§ **Task details**
Repeat each record exactly. Any picture gets left out.

§ **Records shown**
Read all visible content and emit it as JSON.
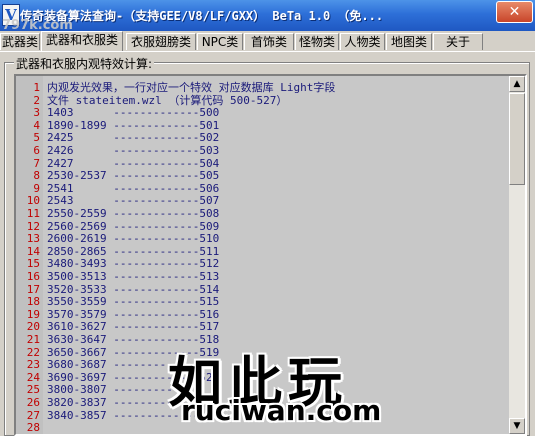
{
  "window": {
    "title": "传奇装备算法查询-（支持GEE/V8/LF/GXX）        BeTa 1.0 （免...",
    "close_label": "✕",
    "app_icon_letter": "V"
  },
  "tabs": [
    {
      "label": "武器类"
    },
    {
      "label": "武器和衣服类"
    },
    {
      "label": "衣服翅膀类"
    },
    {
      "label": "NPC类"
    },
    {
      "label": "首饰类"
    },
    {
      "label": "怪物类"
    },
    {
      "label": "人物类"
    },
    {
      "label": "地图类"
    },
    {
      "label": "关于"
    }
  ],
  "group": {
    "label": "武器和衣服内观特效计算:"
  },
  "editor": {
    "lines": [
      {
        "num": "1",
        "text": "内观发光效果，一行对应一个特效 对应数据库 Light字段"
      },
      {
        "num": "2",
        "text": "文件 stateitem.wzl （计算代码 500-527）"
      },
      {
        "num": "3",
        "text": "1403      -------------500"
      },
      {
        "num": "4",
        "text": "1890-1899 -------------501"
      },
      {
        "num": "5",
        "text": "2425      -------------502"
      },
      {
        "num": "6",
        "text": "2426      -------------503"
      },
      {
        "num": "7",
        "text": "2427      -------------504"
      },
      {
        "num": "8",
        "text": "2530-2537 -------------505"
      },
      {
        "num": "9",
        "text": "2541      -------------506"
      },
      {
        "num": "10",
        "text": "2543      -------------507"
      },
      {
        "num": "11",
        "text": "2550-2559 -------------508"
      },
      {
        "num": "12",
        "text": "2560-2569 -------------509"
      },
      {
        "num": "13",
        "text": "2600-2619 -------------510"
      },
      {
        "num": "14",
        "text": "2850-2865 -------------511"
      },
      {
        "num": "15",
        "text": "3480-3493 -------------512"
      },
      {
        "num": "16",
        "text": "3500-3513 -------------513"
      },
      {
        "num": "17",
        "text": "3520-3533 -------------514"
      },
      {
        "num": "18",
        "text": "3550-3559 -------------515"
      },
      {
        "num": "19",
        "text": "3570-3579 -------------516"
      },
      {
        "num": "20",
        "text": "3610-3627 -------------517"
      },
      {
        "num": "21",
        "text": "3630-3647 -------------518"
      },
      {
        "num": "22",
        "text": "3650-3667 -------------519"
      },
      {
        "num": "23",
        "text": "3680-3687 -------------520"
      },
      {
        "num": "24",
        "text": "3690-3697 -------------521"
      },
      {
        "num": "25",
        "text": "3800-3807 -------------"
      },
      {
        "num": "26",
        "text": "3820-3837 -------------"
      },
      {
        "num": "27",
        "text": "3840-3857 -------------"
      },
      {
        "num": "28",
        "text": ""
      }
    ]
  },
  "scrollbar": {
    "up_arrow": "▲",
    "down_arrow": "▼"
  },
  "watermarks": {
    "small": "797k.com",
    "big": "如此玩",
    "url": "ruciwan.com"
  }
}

§ **Worked solution**
Read all visible content and emit it as JSON.
{
  "window": {
    "title": "传奇装备算法查询-（支持GEE/V8/LF/GXX）        BeTa 1.0 （免...",
    "close_label": "✕",
    "app_icon_letter": "V"
  },
  "tabs": [
    {
      "label": "武器类"
    },
    {
      "label": "武器和衣服类"
    },
    {
      "label": "衣服翅膀类"
    },
    {
      "label": "NPC类"
    },
    {
      "label": "首饰类"
    },
    {
      "label": "怪物类"
    },
    {
      "label": "人物类"
    },
    {
      "label": "地图类"
    },
    {
      "label": "关于"
    }
  ],
  "group": {
    "label": "武器和衣服内观特效计算:"
  },
  "editor": {
    "lines": [
      {
        "num": "1",
        "text": "内观发光效果，一行对应一个特效 对应数据库 Light字段"
      },
      {
        "num": "2",
        "text": "文件 stateitem.wzl （计算代码 500-527）"
      },
      {
        "num": "3",
        "text": "1403      -------------500"
      },
      {
        "num": "4",
        "text": "1890-1899 -------------501"
      },
      {
        "num": "5",
        "text": "2425      -------------502"
      },
      {
        "num": "6",
        "text": "2426      -------------503"
      },
      {
        "num": "7",
        "text": "2427      -------------504"
      },
      {
        "num": "8",
        "text": "2530-2537 -------------505"
      },
      {
        "num": "9",
        "text": "2541      -------------506"
      },
      {
        "num": "10",
        "text": "2543      -------------507"
      },
      {
        "num": "11",
        "text": "2550-2559 -------------508"
      },
      {
        "num": "12",
        "text": "2560-2569 -------------509"
      },
      {
        "num": "13",
        "text": "2600-2619 -------------510"
      },
      {
        "num": "14",
        "text": "2850-2865 -------------511"
      },
      {
        "num": "15",
        "text": "3480-3493 -------------512"
      },
      {
        "num": "16",
        "text": "3500-3513 -------------513"
      },
      {
        "num": "17",
        "text": "3520-3533 -------------514"
      },
      {
        "num": "18",
        "text": "3550-3559 -------------515"
      },
      {
        "num": "19",
        "text": "3570-3579 -------------516"
      },
      {
        "num": "20",
        "text": "3610-3627 -------------517"
      },
      {
        "num": "21",
        "text": "3630-3647 -------------518"
      },
      {
        "num": "22",
        "text": "3650-3667 -------------519"
      },
      {
        "num": "23",
        "text": "3680-3687 -------------520"
      },
      {
        "num": "24",
        "text": "3690-3697 -------------521"
      },
      {
        "num": "25",
        "text": "3800-3807 -------------"
      },
      {
        "num": "26",
        "text": "3820-3837 -------------"
      },
      {
        "num": "27",
        "text": "3840-3857 -------------"
      },
      {
        "num": "28",
        "text": ""
      }
    ]
  },
  "scrollbar": {
    "up_arrow": "▲",
    "down_arrow": "▼"
  },
  "watermarks": {
    "small": "797k.com",
    "big": "如此玩",
    "url": "ruciwan.com"
  }
}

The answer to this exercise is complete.